- **What is being asked**
Go through the listing below and list every line with "Billy".
## START Supplied data
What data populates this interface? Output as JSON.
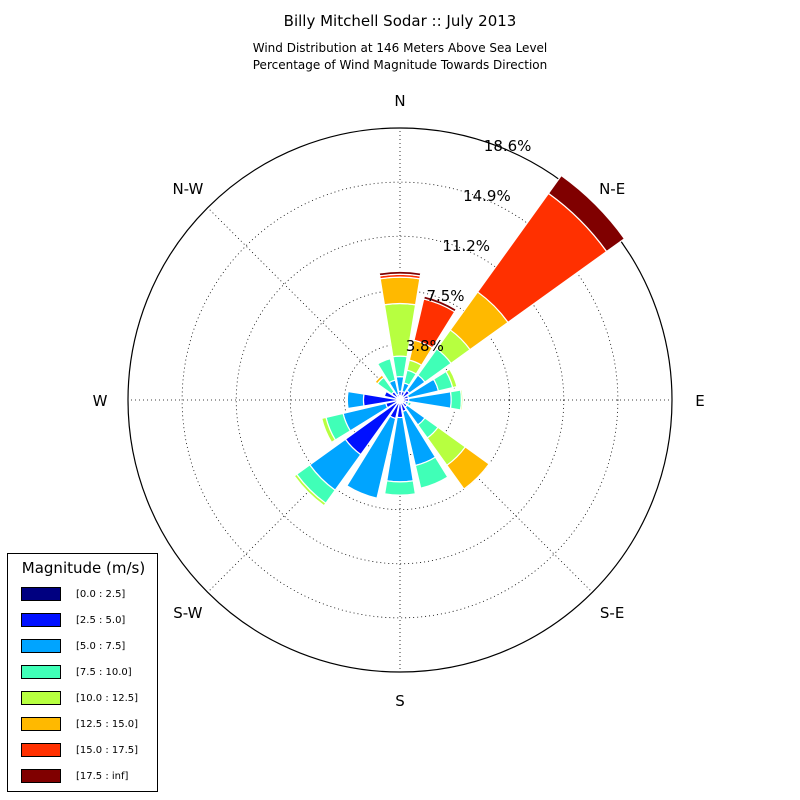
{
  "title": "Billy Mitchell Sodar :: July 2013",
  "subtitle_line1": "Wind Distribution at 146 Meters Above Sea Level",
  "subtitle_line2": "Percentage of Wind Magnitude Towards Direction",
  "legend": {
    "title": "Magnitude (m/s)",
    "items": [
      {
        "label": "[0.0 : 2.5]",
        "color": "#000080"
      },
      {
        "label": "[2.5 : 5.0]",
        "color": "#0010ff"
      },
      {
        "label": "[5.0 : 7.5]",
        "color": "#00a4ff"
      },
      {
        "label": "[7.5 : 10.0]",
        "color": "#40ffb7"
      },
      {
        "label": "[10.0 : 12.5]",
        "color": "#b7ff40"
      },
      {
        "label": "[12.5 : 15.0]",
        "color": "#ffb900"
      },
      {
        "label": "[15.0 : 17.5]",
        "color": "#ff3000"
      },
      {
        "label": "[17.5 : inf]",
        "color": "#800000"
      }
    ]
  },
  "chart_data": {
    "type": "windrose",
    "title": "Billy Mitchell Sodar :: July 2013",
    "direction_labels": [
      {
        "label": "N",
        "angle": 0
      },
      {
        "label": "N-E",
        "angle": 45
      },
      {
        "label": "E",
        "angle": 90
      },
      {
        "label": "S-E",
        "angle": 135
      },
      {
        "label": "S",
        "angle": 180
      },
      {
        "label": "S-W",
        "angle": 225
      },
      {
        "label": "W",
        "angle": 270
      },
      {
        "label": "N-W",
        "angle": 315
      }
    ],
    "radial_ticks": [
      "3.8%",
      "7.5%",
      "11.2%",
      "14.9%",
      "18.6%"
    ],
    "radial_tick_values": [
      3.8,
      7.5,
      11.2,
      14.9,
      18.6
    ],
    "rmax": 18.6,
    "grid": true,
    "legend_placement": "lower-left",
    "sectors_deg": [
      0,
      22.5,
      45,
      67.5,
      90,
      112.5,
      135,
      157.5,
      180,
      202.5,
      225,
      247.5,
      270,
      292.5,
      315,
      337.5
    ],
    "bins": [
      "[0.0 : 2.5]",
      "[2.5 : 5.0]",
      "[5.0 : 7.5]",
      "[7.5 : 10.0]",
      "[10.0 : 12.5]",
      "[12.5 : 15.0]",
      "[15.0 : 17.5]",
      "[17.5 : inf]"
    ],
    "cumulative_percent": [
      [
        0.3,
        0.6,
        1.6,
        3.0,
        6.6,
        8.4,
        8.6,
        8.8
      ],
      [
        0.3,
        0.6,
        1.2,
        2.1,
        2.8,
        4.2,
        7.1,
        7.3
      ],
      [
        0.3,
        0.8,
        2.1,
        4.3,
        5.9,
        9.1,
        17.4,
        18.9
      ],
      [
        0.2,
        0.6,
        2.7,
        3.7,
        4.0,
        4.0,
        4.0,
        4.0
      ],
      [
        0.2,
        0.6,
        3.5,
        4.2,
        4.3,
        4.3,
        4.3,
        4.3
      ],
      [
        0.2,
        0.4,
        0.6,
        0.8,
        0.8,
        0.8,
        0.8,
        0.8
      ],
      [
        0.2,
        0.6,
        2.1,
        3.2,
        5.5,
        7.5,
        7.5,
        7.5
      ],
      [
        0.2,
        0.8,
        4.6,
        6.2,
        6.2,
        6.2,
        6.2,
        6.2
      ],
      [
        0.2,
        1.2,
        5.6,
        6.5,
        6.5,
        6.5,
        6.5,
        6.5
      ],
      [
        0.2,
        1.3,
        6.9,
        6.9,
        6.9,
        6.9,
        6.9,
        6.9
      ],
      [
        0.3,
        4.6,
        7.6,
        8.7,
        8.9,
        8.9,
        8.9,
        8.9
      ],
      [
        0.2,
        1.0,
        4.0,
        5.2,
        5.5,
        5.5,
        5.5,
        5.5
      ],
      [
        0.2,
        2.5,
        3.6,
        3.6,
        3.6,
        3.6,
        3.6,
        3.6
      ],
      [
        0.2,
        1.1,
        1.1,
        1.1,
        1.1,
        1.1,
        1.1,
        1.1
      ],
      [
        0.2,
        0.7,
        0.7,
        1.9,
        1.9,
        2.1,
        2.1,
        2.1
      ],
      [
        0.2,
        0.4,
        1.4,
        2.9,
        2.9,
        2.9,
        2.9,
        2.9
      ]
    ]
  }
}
## END Supplied data
- **Solution to this exercise**
  "title": "Billy Mitchell Sodar :: July 2013",
    "title": "Billy Mitchell Sodar :: July 2013",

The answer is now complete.